> **Problem to solve**
From the listing below, pull out the lines that hold "mothers".
◆ ◆ ◆ ◆ ◆
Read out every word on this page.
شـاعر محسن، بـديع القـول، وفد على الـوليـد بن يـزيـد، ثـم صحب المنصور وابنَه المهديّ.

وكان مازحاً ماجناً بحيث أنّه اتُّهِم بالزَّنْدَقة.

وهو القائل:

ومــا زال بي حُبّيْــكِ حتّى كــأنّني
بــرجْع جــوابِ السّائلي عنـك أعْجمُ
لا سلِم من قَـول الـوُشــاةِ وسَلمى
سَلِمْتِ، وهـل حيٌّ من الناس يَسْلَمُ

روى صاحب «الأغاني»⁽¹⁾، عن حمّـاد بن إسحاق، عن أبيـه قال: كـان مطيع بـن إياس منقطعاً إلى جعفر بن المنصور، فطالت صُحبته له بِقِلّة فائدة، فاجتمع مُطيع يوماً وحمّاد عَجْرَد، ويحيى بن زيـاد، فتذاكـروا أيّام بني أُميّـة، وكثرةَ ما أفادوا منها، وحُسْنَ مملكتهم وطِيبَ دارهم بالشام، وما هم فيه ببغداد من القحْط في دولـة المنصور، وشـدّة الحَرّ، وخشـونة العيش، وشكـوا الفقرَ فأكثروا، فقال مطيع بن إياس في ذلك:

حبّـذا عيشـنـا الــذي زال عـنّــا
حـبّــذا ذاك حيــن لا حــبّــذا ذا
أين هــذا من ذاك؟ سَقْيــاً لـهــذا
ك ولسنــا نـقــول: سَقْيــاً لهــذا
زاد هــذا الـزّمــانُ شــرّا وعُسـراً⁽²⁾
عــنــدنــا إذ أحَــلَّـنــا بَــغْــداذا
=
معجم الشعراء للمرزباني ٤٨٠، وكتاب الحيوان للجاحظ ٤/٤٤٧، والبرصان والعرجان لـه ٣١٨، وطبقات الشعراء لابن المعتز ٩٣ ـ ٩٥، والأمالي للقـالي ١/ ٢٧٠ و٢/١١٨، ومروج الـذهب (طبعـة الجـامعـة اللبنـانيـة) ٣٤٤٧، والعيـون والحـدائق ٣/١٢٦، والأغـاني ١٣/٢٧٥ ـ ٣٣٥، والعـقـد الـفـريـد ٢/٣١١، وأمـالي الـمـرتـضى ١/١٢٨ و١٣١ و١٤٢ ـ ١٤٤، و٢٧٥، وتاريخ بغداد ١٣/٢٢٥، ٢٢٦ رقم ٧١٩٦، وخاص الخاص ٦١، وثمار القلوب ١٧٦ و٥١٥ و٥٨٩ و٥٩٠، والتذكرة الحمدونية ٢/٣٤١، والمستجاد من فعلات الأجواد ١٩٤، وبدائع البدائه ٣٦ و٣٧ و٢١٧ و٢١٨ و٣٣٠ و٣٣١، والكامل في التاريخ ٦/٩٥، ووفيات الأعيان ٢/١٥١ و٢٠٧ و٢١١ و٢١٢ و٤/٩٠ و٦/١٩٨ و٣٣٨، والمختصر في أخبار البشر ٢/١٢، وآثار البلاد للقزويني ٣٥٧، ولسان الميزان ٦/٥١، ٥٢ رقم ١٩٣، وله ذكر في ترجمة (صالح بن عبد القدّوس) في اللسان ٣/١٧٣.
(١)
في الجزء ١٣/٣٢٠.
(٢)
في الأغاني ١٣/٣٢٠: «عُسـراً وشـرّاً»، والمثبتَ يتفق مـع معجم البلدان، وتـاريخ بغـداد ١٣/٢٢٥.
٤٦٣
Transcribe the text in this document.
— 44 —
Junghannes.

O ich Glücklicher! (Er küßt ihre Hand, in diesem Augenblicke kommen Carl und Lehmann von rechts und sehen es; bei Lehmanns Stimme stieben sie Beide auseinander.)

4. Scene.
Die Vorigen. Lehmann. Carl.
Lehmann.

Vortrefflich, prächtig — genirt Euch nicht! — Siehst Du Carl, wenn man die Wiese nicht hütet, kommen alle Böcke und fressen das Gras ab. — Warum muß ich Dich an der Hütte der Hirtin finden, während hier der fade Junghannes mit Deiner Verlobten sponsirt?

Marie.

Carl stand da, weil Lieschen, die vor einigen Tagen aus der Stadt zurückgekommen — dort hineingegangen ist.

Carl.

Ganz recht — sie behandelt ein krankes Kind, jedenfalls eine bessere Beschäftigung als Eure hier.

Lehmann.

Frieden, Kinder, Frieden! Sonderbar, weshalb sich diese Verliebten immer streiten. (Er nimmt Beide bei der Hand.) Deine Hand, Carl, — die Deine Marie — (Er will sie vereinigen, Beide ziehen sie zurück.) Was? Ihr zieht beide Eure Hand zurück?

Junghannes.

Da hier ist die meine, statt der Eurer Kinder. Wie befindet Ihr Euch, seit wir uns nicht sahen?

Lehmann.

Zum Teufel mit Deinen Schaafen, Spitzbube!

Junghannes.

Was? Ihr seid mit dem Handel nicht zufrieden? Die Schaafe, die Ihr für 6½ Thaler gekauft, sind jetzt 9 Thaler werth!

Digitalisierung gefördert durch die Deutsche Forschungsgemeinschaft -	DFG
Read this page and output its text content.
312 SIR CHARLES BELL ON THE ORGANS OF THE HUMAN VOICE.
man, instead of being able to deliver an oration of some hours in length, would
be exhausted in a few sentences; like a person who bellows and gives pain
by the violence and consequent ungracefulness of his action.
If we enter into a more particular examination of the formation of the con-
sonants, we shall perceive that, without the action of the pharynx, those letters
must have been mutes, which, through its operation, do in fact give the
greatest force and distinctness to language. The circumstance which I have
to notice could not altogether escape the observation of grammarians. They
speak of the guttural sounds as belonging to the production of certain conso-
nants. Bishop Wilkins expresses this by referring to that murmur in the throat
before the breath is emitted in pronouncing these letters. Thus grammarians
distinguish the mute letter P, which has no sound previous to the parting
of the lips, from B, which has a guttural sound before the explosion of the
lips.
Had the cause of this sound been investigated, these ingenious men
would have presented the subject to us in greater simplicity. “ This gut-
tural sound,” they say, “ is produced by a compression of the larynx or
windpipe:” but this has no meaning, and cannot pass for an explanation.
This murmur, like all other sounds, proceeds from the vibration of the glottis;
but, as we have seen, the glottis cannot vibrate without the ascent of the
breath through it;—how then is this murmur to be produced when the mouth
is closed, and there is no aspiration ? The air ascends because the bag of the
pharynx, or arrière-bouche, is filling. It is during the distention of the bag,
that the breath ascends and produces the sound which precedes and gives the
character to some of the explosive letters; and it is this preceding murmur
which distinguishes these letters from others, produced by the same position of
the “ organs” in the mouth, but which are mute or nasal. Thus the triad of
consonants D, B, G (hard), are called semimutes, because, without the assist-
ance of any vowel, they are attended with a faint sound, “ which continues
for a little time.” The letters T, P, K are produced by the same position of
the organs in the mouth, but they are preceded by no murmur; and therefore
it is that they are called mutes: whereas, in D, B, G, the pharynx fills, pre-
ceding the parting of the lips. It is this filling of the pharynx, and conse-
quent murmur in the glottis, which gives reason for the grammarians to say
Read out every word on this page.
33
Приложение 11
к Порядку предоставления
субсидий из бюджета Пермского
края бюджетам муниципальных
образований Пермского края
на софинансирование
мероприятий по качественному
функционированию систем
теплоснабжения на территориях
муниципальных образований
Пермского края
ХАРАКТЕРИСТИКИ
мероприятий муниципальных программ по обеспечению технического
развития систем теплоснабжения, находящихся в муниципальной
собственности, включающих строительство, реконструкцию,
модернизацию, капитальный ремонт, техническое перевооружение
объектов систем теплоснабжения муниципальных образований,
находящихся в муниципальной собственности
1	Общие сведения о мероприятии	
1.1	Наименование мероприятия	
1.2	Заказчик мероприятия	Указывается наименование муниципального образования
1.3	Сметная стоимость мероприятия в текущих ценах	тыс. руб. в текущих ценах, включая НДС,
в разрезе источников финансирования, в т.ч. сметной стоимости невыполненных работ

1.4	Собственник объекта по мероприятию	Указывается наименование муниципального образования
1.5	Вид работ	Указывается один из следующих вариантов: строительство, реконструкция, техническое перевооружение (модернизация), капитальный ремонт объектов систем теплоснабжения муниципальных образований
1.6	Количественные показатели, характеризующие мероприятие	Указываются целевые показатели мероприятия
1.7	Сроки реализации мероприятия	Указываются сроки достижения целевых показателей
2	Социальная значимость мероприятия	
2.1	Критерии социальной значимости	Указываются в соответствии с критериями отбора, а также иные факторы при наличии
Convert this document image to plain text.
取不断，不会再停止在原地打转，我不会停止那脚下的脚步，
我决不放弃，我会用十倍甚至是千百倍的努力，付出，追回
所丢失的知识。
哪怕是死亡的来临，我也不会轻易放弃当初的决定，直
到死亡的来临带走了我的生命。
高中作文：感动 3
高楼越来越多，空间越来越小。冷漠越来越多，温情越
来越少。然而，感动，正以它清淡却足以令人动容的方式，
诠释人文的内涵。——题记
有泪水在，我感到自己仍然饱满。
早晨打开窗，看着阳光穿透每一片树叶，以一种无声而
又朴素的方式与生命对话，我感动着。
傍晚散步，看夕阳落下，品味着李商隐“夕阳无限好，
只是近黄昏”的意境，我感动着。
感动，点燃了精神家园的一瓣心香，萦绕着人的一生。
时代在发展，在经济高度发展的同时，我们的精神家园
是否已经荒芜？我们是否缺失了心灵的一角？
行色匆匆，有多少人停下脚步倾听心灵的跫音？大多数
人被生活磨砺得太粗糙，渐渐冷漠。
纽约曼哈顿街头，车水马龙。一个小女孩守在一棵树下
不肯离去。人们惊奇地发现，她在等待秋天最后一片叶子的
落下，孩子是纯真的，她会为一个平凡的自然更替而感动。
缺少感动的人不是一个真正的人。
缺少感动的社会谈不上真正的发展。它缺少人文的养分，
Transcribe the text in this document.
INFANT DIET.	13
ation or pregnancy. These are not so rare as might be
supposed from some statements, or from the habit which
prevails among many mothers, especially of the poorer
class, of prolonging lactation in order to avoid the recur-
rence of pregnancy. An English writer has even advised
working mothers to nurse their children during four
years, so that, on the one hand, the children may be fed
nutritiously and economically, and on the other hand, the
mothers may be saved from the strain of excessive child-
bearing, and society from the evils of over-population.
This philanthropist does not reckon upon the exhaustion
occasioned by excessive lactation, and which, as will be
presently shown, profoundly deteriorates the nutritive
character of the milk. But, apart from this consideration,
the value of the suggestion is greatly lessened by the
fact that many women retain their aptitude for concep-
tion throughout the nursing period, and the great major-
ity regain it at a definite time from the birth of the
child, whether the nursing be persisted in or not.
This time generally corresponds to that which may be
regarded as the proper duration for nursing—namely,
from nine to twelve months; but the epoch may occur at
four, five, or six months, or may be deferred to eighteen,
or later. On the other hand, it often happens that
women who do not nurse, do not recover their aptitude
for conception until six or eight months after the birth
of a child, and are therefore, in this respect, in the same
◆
◆ ◆ ◆ ◆ ◆
> **In response**
prevails among many mothers, especially of the poorer
working mothers to nurse their children during four
mothers may be saved from the strain of excessive child-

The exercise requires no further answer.